Requirement 1 » Reproduce the HAST FAQ word for word from "A typical weekly" to "the final fortnight.".
Requirement 2 » According to the HAST FAQ, how long does the full HAST (the Year 6 paper) run?

Text »
Common questions, plainly answered.

7 questions our faculty fields most often about this exam.

HAST-P (the Year 5 paper) runs about 110 minutes across three sections — Reading Comprehension, Mathematical Reasoning and Written Expression. The full HAST (the Year 6 paper) runs about 140 minutes across four sections, adding Abstract Reasoning to the three HAST-P sections. Both papers measure academic ability (inference, reasoning, problem-solving and written expression) rather than year-level curriculum recall. Calculators are not permitted in Mathematical Reasoning on either paper. The Year 5 sitting offers conditional Year 7 entry, subject to maintaining academic, behavioural and attendance standards through Year 6; the Year 6 sitting confirms a Year 7 place outright.

No. Calculators are not permitted in the Mathematical Reasoning section of either HAST-P or the full HAST. The paper is designed as a no-calculator assessment of mental fluency and reasoning. Children must work confidently with arithmetic, fractions, decimals, percentages, ratios, basic algebra, geometry and multi-step word problems without electronic assistance. Daily mental-math practice — multiplication tables to 15 × 15, fraction-decimal conversions, and quick estimation — is one of the highest-leverage preparation habits across both year levels.

A typical weekly HAST preparation schedule allocates four to six hours across five sessions — one timed Reading Comprehension paper (40 minutes plus a careful review), one timed Mathematical Reasoning paper (40 minutes plus a worked-solution review), one Written Expression practice piece with parent or tutor feedback, one Abstract Reasoning session for Year 6 candidates, and a daily 10-minute mental-math drill on the remaining days. Wide reading across fiction and non-fiction sits alongside the formal practice. Consistent weekly cadence over six to twelve months outperforms intensive cramming in the final fortnight.

Record excerpts »
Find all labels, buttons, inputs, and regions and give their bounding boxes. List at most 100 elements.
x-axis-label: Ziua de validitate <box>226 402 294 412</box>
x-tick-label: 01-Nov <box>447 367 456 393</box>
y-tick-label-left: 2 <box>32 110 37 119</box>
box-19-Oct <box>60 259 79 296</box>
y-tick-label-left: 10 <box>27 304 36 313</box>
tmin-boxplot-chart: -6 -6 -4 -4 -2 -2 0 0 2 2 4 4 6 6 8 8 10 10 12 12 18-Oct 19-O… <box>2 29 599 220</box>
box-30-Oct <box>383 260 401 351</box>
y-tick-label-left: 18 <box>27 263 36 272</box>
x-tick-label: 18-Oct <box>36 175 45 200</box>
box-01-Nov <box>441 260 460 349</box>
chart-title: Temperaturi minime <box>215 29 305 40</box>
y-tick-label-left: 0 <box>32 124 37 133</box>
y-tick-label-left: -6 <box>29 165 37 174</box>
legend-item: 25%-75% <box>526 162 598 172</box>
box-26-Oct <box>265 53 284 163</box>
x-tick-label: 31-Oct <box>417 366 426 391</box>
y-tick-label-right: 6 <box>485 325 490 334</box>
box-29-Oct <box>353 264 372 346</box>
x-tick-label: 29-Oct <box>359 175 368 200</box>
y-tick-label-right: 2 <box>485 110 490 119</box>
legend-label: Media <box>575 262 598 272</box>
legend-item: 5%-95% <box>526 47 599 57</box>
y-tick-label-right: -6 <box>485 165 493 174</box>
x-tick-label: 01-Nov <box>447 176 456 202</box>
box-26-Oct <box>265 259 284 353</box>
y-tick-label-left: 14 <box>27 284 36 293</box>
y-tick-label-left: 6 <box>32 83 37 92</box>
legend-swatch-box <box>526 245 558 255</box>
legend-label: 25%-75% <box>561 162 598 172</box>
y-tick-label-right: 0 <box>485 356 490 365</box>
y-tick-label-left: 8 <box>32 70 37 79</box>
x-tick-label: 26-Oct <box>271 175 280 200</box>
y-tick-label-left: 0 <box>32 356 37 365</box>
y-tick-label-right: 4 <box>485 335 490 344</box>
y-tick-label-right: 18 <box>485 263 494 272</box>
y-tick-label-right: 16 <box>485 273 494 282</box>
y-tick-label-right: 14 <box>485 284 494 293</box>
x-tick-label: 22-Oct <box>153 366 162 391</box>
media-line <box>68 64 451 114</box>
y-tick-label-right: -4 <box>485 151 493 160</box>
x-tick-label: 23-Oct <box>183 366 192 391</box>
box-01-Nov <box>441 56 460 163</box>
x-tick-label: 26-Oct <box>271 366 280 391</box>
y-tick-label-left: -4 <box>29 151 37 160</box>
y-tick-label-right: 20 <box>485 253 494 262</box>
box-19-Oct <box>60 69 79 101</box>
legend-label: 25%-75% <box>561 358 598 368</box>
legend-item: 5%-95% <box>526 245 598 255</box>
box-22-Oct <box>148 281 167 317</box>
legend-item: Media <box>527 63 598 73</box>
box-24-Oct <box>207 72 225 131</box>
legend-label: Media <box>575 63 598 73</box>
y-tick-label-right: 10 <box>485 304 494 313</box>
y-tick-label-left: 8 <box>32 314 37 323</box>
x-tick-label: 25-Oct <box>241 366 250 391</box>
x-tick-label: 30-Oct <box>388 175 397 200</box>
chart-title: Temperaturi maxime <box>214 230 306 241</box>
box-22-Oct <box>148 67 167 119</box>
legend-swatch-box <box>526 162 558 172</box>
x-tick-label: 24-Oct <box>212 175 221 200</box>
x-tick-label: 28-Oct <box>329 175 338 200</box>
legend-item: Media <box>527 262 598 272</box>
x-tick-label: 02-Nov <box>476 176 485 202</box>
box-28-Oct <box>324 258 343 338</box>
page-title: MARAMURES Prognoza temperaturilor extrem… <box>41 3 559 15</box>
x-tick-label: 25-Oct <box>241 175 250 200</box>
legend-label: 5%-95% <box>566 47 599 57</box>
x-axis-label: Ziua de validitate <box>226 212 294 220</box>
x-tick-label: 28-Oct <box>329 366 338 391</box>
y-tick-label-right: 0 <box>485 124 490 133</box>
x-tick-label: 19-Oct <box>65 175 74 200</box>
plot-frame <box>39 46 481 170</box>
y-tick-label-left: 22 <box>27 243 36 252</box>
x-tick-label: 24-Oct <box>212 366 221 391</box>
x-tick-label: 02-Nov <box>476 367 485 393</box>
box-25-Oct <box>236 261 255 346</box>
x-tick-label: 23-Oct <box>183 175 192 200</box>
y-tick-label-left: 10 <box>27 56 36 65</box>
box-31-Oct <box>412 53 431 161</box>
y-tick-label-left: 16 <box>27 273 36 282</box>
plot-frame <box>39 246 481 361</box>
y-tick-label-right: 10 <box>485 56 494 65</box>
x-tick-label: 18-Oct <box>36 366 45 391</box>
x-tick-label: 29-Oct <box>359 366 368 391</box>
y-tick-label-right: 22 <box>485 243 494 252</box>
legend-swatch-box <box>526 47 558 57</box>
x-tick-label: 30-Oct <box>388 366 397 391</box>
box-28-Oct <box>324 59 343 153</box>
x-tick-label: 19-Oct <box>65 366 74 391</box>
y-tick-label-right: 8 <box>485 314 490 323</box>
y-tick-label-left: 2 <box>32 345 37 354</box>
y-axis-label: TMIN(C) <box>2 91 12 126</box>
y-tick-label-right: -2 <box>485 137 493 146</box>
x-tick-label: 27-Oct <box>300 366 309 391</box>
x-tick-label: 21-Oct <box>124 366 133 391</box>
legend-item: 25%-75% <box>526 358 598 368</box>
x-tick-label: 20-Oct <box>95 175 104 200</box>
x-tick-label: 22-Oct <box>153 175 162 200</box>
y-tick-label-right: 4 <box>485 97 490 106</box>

Result 1 »
A typical weekly HAST preparation schedule allocates four to six hours across five sessions — one timed Reading Comprehension paper (40 minutes plus a careful review), one timed Mathematical Reasoning paper (40 minutes plus a worked-solution review), one Written Expression practice piece with parent or tutor feedback, one Abstract Reasoning session for Year 6 candidates, and a daily 10-minute mental-math drill on the remaining days. Wide reading across fiction and non-fiction sits alongside the formal practice. Consistent weekly cadence over six to twelve months outperforms intensive cramming in the final fortnight.

Result 2 » About 140 minutes.